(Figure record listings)
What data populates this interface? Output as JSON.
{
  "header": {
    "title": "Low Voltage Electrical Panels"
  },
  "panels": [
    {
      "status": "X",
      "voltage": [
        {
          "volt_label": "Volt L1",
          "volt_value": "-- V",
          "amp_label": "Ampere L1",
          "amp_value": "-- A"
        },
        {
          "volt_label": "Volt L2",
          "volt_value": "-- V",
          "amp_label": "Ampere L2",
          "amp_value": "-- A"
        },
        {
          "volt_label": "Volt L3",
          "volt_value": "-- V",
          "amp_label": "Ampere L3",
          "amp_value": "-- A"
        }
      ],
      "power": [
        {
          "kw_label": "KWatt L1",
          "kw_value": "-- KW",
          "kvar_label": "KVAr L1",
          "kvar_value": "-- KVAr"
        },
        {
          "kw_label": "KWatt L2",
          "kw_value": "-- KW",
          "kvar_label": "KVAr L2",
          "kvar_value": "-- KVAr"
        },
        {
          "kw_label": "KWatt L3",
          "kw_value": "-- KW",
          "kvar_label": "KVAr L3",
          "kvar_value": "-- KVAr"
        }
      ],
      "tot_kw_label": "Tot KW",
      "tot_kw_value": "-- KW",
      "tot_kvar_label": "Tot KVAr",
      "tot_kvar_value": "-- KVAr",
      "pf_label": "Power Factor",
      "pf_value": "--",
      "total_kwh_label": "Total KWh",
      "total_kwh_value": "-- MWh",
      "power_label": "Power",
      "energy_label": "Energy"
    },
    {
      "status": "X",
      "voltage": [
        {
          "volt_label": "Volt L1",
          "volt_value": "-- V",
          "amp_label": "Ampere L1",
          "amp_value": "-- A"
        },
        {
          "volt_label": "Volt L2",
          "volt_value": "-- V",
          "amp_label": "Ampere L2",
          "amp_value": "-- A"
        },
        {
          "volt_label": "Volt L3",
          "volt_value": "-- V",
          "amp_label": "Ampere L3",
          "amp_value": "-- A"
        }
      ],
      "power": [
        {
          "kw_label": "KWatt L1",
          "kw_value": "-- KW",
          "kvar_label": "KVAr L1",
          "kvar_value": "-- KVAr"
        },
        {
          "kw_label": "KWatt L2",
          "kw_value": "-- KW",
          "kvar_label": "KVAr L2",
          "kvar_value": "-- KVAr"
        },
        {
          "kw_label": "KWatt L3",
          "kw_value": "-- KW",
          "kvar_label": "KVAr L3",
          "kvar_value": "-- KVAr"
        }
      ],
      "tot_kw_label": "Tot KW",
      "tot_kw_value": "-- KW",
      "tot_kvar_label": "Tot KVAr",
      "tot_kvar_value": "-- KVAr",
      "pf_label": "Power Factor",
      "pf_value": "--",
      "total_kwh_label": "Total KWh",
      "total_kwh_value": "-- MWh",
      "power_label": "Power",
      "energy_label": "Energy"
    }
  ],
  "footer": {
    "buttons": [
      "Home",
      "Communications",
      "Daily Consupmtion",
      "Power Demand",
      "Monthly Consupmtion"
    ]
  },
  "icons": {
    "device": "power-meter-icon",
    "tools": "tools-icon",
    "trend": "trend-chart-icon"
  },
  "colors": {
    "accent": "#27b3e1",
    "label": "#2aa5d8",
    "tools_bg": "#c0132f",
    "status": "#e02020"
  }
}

* **EXERCISE OBJECTIVE**:
Please quote the data above in full, with no line missing.

* **THE OUTPUT**:
What data populates this interface? Output as JSON.
{
  "header": {
    "title": "Low Voltage Electrical Panels"
  },
  "panels": [
    {
      "status": "X",
      "voltage": [
        {
          "volt_label": "Volt L1",
          "volt_value": "-- V",
          "amp_label": "Ampere L1",
          "amp_value": "-- A"
        },
        {
          "volt_label": "Volt L2",
          "volt_value": "-- V",
          "amp_label": "Ampere L2",
          "amp_value": "-- A"
        },
        {
          "volt_label": "Volt L3",
          "volt_value": "-- V",
          "amp_label": "Ampere L3",
          "amp_value": "-- A"
        }
      ],
      "power": [
        {
          "kw_label": "KWatt L1",
          "kw_value": "-- KW",
          "kvar_label": "KVAr L1",
          "kvar_value": "-- KVAr"
        },
        {
          "kw_label": "KWatt L2",
          "kw_value": "-- KW",
          "kvar_label": "KVAr L2",
          "kvar_value": "-- KVAr"
        },
        {
          "kw_label": "KWatt L3",
          "kw_value": "-- KW",
          "kvar_label": "KVAr L3",
          "kvar_value": "-- KVAr"
        }
      ],
      "tot_kw_label": "Tot KW",
      "tot_kw_value": "-- KW",
      "tot_kvar_label": "Tot KVAr",
      "tot_kvar_value": "-- KVAr",
      "pf_label": "Power Factor",
      "pf_value": "--",
      "total_kwh_label": "Total KWh",
      "total_kwh_value": "-- MWh",
      "power_label": "Power",
      "energy_label": "Energy"
    },
    {
      "status": "X",
      "voltage": [
        {
          "volt_label": "Volt L1",
          "volt_value": "-- V",
          "amp_label": "Ampere L1",
          "amp_value": "-- A"
        },
        {
          "volt_label": "Volt L2",
          "volt_value": "-- V",
          "amp_label": "Ampere L2",
          "amp_value": "-- A"
        },
        {
          "volt_label": "Volt L3",
          "volt_value": "-- V",
          "amp_label": "Ampere L3",
          "amp_value": "-- A"
        }
      ],
      "power": [
        {
          "kw_label": "KWatt L1",
          "kw_value": "-- KW",
          "kvar_label": "KVAr L1",
          "kvar_value": "-- KVAr"
        },
        {
          "kw_label": "KWatt L2",
          "kw_value": "-- KW",
          "kvar_label": "KVAr L2",
          "kvar_value": "-- KVAr"
        },
        {
          "kw_label": "KWatt L3",
          "kw_value": "-- KW",
          "kvar_label": "KVAr L3",
          "kvar_value": "-- KVAr"
        }
      ],
      "tot_kw_label": "Tot KW",
      "tot_kw_value": "-- KW",
      "tot_kvar_label": "Tot KVAr",
      "tot_kvar_value": "-- KVAr",
      "pf_label": "Power Factor",
      "pf_value": "--",
      "total_kwh_label": "Total KWh",
      "total_kwh_value": "-- MWh",
      "power_label": "Power",
      "energy_label": "Energy"
    }
  ],
  "footer": {
    "buttons": [
      "Home",
      "Communications",
      "Daily Consupmtion",
      "Power Demand",
      "Monthly Consupmtion"
    ]
  },
  "icons": {
    "device": "power-meter-icon",
    "tools": "tools-icon",
    "trend": "trend-chart-icon"
  },
  "colors": {
    "accent": "#27b3e1",
    "label": "#2aa5d8",
    "tools_bg": "#c0132f",
    "status": "#e02020"
  }
}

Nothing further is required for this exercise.